## AIM OF THE TASK
In the listing that follows, how many lines contain the string "name"? Provide only the number.

## STORED ROWS
···

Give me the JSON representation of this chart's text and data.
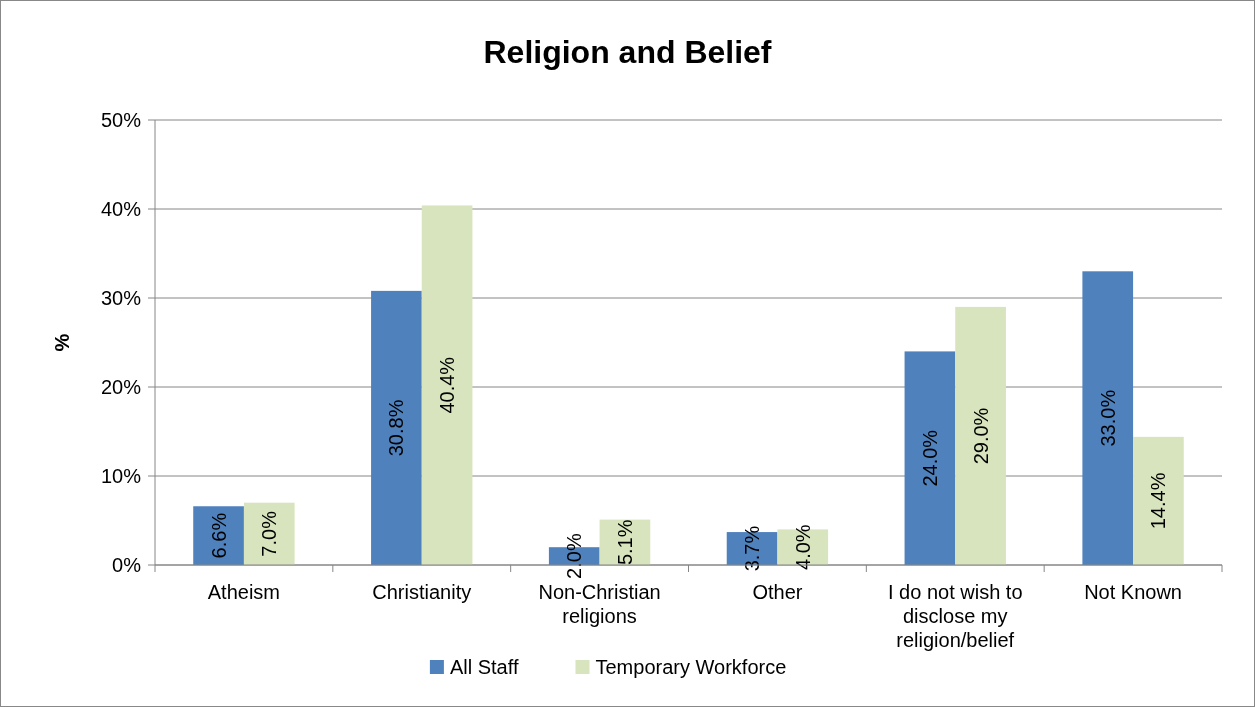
{
  "chart_data": {
    "type": "bar",
    "title": "Religion and Belief",
    "ylabel": "%",
    "categories": [
      "Atheism",
      "Christianity",
      "Non-Christian religions",
      "Other",
      "I do not wish to disclose my religion/belief",
      "Not Known"
    ],
    "series": [
      {
        "name": "All Staff",
        "color": "#4f81bd",
        "values": [
          6.6,
          30.8,
          2.0,
          3.7,
          24.0,
          33.0
        ],
        "value_labels": [
          "6.6%",
          "30.8%",
          "2.0%",
          "3.7%",
          "24.0%",
          "33.0%"
        ]
      },
      {
        "name": "Temporary Workforce",
        "color": "#d7e4bd",
        "values": [
          7.0,
          40.4,
          5.1,
          4.0,
          29.0,
          14.4
        ],
        "value_labels": [
          "7.0%",
          "40.4%",
          "5.1%",
          "4.0%",
          "29.0%",
          "14.4%"
        ]
      }
    ],
    "ylim": [
      0,
      50
    ],
    "yticks": [
      {
        "value": 0,
        "label": "0%"
      },
      {
        "value": 10,
        "label": "10%"
      },
      {
        "value": 20,
        "label": "20%"
      },
      {
        "value": 30,
        "label": "30%"
      },
      {
        "value": 40,
        "label": "40%"
      },
      {
        "value": 50,
        "label": "50%"
      }
    ],
    "grid": "y",
    "legend": "bottom"
  }
}
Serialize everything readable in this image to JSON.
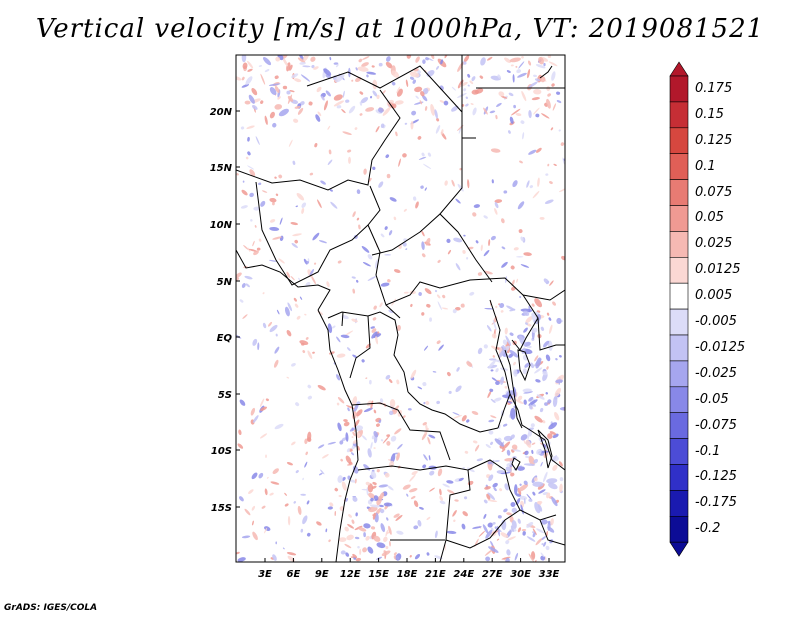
{
  "title": "Vertical velocity [m/s] at 1000hPa, VT: 2019081521",
  "credit": "GrADS: IGES/COLA",
  "lat_labels": [
    "20N",
    "15N",
    "10N",
    "5N",
    "EQ",
    "5S",
    "10S",
    "15S"
  ],
  "lon_labels": [
    "3E",
    "6E",
    "9E",
    "12E",
    "15E",
    "18E",
    "21E",
    "24E",
    "27E",
    "30E",
    "33E"
  ],
  "colorbar": {
    "labels": [
      "0.175",
      "0.15",
      "0.125",
      "0.1",
      "0.075",
      "0.05",
      "0.025",
      "0.0125",
      "0.005",
      "-0.005",
      "-0.0125",
      "-0.025",
      "-0.05",
      "-0.075",
      "-0.1",
      "-0.125",
      "-0.175",
      "-0.2"
    ],
    "colors": [
      "#b2182b",
      "#c62e35",
      "#d6473f",
      "#e05f57",
      "#e87b73",
      "#f09a93",
      "#f6b9b3",
      "#fbd8d4",
      "#ffffff",
      "#dcdcf8",
      "#c3c3f4",
      "#a6a6ef",
      "#8888e8",
      "#6a6ae0",
      "#4c4cd6",
      "#3030c8",
      "#1a1ab0",
      "#0c0c96"
    ],
    "top_arrow_color": "#b2182b",
    "bottom_arrow_color": "#0c0c96"
  }
}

···

## THE SOLUTION
2